── Data for this task ──
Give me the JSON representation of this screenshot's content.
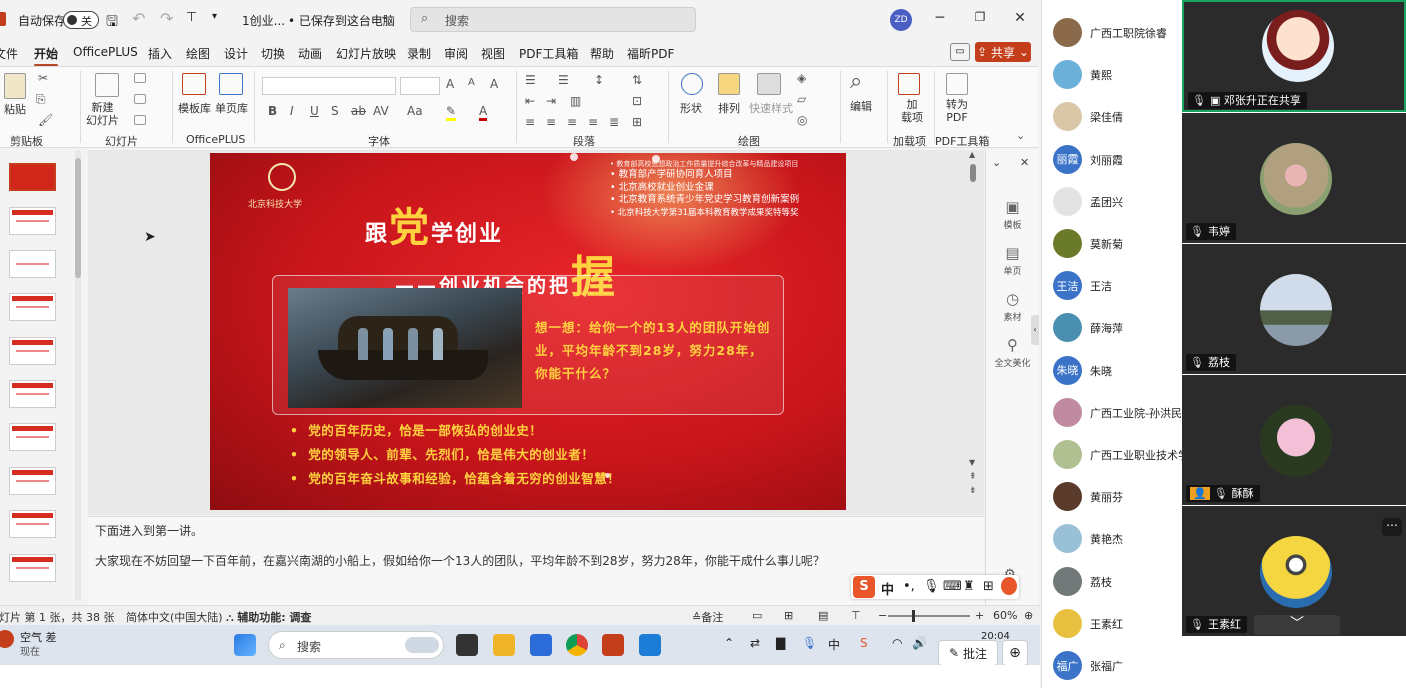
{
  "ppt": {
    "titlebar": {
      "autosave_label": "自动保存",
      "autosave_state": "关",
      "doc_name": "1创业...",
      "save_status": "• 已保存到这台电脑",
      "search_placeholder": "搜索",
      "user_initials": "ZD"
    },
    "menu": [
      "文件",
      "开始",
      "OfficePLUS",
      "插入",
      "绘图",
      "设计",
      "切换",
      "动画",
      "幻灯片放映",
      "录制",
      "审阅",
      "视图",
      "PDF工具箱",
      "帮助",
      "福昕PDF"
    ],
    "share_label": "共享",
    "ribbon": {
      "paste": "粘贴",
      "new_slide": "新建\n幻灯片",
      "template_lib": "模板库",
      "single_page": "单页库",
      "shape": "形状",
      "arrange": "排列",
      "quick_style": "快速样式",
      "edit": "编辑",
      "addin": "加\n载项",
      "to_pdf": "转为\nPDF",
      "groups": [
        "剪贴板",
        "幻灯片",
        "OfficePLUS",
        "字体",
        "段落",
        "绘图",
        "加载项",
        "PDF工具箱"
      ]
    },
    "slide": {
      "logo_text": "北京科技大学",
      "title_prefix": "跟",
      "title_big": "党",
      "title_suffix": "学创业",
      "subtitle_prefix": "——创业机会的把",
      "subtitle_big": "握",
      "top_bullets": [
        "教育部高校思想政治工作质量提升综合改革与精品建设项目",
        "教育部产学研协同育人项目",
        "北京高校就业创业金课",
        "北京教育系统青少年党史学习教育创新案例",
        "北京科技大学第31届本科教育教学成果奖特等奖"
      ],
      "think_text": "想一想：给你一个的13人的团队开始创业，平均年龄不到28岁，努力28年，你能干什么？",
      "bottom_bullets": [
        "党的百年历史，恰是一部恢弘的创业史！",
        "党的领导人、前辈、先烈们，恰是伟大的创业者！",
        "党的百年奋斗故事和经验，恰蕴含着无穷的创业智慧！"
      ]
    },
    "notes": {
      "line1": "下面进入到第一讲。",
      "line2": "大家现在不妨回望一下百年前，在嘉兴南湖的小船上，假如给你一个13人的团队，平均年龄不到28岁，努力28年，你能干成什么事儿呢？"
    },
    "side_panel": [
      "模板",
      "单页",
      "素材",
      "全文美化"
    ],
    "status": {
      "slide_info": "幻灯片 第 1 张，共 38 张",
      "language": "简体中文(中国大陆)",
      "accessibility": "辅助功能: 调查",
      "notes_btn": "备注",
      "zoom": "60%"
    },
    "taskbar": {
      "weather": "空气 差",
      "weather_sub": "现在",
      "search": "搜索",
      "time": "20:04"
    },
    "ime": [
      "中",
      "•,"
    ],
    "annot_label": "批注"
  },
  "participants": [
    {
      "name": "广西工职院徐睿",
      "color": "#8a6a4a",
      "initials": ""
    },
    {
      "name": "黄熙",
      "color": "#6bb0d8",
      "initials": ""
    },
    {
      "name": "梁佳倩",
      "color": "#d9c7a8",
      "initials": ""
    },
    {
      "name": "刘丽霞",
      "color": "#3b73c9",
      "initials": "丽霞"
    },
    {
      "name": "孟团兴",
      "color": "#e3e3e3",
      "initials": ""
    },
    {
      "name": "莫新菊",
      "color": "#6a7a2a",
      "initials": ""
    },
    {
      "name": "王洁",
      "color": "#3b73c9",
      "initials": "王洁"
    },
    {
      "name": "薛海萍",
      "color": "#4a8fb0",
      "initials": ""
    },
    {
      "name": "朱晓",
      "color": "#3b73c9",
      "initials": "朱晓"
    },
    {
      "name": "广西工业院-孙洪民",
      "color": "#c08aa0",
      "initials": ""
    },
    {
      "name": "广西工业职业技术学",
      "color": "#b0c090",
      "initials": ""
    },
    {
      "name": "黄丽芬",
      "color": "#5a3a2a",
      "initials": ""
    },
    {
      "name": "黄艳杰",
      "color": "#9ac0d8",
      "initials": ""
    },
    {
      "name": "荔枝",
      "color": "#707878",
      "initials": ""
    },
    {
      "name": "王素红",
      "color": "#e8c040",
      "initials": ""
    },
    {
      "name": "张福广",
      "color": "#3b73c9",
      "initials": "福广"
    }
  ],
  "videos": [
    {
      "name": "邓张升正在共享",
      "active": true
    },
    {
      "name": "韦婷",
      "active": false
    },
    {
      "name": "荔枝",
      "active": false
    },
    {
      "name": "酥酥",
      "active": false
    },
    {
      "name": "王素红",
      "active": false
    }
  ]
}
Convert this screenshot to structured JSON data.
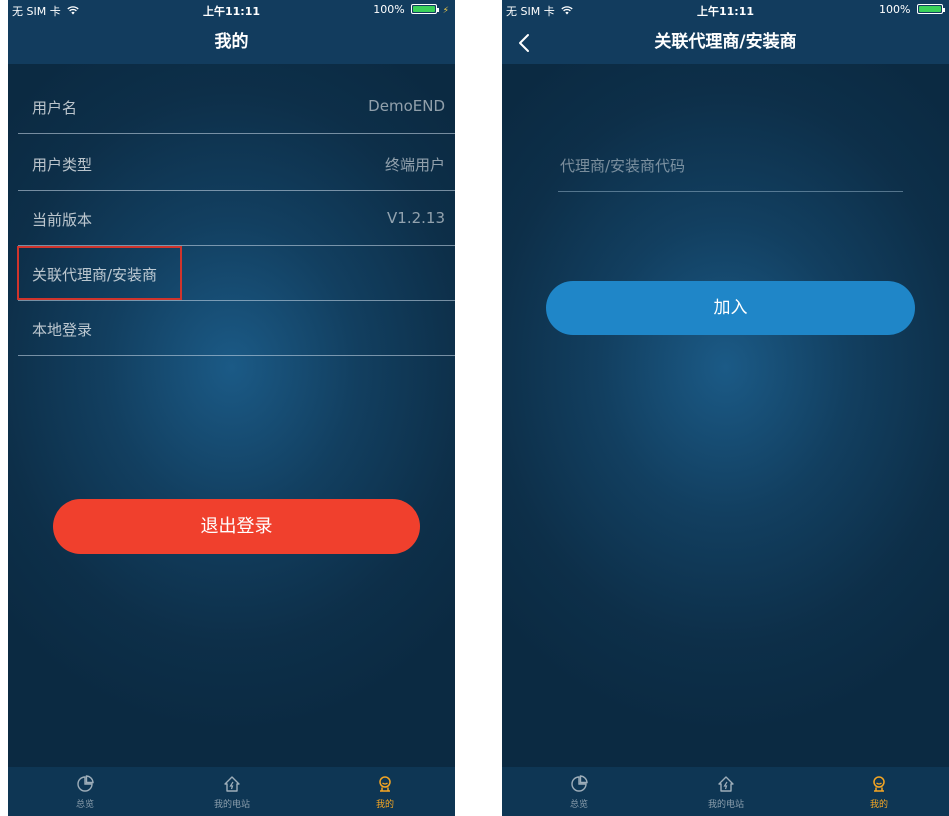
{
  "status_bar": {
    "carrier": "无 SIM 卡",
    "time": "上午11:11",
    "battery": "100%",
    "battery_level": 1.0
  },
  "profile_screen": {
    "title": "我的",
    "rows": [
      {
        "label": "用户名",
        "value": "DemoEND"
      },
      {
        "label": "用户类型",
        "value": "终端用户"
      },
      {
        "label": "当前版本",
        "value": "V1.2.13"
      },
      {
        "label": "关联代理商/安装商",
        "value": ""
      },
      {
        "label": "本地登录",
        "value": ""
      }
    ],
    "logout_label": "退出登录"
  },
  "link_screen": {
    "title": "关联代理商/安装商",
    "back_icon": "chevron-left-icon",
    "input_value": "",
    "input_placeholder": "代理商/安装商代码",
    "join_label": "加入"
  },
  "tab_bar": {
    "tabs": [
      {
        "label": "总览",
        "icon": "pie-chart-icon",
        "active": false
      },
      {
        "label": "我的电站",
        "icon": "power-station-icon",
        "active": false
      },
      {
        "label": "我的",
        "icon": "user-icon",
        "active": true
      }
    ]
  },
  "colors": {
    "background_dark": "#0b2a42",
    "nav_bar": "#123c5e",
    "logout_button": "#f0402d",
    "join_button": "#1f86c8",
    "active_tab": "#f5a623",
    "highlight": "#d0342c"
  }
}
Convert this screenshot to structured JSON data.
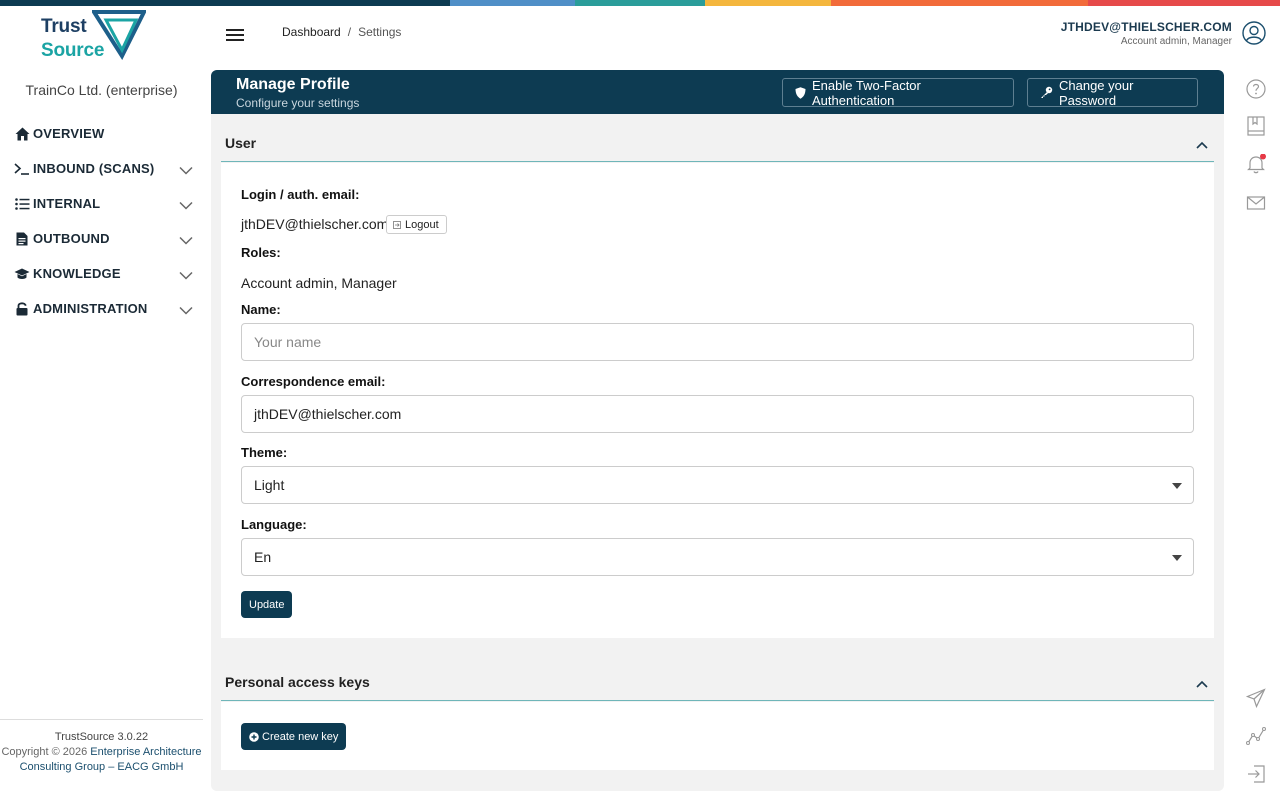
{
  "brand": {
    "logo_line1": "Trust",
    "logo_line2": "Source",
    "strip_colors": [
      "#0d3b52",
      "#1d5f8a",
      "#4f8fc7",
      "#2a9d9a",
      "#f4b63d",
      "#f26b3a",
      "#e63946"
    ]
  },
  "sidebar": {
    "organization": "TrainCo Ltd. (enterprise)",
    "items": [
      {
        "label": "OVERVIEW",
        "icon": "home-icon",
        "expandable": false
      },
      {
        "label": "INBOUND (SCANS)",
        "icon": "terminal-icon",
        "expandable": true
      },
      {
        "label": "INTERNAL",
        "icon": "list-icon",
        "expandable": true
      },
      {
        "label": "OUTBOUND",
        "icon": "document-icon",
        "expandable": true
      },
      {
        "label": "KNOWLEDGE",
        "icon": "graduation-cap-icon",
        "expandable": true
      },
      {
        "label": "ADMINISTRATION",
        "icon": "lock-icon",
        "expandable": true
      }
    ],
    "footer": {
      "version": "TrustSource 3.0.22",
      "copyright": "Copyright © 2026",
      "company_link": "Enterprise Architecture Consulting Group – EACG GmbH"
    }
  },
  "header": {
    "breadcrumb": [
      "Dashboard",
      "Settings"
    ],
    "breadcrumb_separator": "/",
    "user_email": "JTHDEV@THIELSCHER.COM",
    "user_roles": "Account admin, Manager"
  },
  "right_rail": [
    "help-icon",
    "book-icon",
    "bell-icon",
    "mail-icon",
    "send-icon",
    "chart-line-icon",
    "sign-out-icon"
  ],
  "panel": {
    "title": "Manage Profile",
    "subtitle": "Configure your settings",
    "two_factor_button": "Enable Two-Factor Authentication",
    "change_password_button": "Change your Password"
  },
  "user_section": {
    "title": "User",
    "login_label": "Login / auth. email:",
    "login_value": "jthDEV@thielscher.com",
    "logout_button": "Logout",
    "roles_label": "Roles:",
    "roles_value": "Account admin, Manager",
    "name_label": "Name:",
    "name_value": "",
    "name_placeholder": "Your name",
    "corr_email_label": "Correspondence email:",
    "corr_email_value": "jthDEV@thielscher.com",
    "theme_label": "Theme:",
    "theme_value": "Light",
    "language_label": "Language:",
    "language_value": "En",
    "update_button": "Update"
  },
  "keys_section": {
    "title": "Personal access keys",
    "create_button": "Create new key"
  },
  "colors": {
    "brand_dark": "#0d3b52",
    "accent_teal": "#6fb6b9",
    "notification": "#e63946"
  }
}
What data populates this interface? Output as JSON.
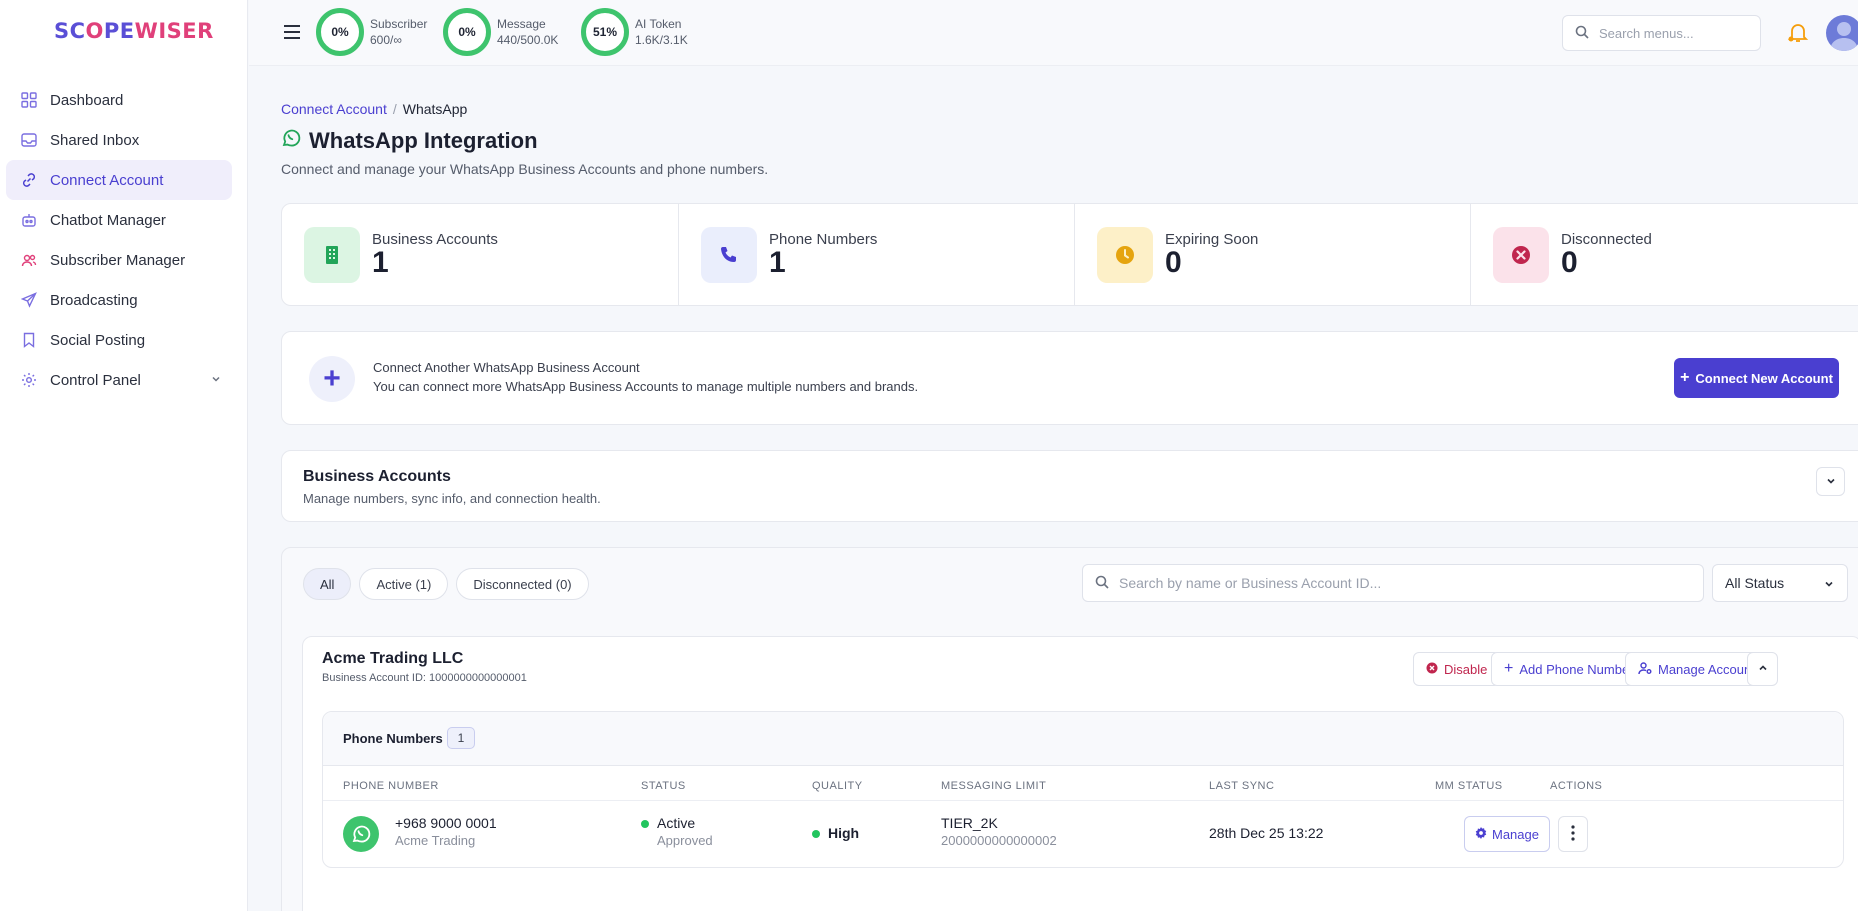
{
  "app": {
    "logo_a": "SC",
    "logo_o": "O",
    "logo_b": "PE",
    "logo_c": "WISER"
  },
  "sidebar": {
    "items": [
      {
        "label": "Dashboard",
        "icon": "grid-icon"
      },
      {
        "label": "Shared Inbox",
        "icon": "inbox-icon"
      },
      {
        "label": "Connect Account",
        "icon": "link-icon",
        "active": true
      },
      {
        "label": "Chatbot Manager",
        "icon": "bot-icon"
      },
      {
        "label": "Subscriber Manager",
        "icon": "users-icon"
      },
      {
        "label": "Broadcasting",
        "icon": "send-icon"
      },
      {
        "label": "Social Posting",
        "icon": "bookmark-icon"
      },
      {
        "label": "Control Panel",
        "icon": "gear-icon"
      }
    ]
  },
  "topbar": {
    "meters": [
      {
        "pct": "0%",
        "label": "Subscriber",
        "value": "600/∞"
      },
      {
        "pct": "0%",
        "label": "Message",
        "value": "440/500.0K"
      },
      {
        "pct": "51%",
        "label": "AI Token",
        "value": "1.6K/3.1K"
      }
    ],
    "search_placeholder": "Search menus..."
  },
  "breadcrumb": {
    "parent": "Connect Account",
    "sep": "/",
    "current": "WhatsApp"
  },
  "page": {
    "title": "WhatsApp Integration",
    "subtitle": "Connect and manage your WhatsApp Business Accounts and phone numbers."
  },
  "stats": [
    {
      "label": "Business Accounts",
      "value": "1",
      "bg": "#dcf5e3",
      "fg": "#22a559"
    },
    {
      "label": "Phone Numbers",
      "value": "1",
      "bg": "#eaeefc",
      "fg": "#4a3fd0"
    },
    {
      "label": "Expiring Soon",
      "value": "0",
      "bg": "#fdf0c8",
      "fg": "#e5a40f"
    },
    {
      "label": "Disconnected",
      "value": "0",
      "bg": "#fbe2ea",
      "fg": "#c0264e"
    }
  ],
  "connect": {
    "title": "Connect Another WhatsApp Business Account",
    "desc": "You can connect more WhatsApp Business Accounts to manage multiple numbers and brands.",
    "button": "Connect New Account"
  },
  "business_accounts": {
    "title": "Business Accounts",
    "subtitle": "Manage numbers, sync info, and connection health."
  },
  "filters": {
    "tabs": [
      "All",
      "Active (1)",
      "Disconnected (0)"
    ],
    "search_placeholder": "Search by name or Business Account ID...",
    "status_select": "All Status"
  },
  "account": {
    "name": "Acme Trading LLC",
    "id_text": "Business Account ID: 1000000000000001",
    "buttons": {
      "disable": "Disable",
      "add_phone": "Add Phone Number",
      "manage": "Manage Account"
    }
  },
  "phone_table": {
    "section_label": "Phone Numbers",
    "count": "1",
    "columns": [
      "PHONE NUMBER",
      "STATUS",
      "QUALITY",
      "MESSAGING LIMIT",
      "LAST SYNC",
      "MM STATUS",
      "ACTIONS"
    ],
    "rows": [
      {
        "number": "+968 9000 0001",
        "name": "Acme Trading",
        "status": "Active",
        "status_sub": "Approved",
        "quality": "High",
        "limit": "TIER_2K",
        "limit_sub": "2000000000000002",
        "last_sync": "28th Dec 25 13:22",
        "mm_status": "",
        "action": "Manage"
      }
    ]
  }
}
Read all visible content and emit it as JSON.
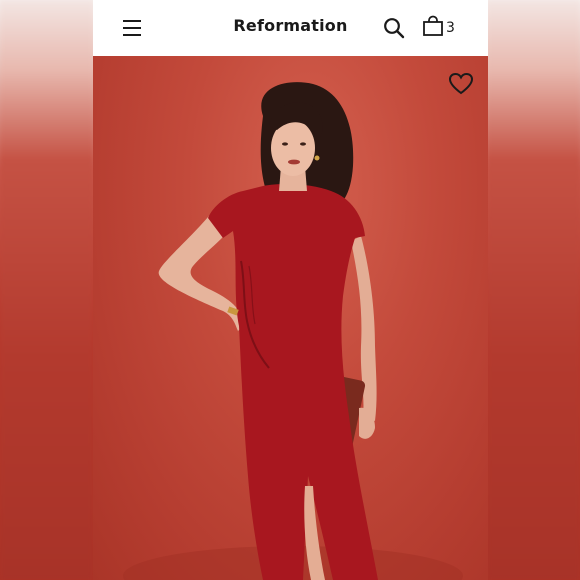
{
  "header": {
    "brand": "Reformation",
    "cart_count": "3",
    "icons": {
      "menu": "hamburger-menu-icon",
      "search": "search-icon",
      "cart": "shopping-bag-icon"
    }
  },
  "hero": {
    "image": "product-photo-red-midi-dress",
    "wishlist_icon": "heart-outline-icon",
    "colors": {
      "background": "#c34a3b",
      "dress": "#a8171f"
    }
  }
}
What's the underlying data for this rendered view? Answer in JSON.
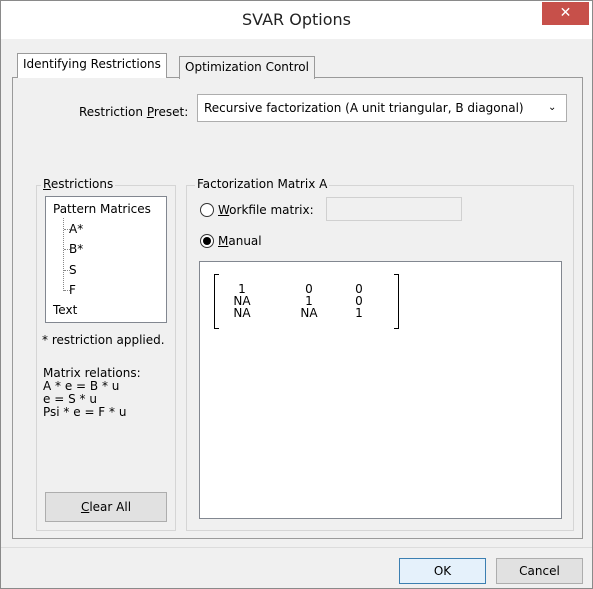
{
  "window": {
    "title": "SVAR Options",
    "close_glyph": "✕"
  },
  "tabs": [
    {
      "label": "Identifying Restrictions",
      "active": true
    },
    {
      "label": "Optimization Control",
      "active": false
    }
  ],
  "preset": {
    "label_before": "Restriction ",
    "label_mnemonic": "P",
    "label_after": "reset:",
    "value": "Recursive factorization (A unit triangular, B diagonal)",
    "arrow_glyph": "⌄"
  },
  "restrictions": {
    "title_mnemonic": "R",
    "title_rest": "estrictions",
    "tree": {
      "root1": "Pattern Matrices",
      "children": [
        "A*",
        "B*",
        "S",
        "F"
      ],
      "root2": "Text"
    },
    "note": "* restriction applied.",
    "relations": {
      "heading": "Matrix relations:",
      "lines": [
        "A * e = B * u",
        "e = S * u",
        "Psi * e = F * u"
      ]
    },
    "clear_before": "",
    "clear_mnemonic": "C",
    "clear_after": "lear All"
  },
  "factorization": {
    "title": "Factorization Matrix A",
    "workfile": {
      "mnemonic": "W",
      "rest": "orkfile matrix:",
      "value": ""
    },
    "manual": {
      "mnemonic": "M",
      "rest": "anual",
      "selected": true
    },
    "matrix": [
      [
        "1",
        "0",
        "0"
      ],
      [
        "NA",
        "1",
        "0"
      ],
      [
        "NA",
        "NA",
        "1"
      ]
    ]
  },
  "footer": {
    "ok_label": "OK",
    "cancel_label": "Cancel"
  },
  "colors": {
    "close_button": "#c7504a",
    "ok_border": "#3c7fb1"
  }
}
───
Filter for "content". Return all lines that hold it.

Give me the JSON representation of this screenshot's content.
Read all visible content and emit it as JSON.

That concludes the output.